-- start of Data for this exercise --

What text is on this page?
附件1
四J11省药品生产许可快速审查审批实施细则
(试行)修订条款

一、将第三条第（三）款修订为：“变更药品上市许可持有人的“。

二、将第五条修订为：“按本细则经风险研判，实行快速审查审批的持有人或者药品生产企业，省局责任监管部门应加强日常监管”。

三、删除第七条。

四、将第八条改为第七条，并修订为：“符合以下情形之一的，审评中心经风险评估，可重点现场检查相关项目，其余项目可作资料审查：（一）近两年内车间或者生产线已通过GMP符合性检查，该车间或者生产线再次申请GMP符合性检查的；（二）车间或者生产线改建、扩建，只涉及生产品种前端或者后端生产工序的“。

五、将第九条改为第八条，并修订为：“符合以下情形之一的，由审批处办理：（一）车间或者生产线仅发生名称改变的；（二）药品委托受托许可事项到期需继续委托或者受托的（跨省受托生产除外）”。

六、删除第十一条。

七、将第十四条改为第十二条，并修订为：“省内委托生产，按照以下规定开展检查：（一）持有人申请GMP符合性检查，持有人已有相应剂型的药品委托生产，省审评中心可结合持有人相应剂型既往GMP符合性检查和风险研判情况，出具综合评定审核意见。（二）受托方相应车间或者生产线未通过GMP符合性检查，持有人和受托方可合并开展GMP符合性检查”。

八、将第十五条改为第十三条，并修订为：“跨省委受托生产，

-- end of Data for this exercise --

» Task objective: Using the entries above, return each line that includes the word "并修订为".

» Solved problem:
四、将第八条改为第七条，并修订为：“符合以下情形之一的，审评中心经风险评估，可重点现场检查相关项目，其余项目可作资料审查：（一）近两年内车间或者生产线已通过GMP符合性检查，该车间或者生产线再次申请GMP符合性检查的；（二）车间或者生产线改建、扩建，只涉及生产品种前端或者后端生产工序的“。
五、将第九条改为第八条，并修订为：“符合以下情形之一的，由审批处办理：（一）车间或者生产线仅发生名称改变的；（二）药品委托受托许可事项到期需继续委托或者受托的（跨省受托生产除外）”。
七、将第十四条改为第十二条，并修订为：“省内委托生产，按照以下规定开展检查：（一）持有人申请GMP符合性检查，持有人已有相应剂型的药品委托生产，省审评中心可结合持有人相应剂型既往GMP符合性检查和风险研判情况，出具综合评定审核意见。（二）受托方相应车间或者生产线未通过GMP符合性检查，持有人和受托方可合并开展GMP符合性检查”。
八、将第十五条改为第十三条，并修订为：“跨省委受托生产，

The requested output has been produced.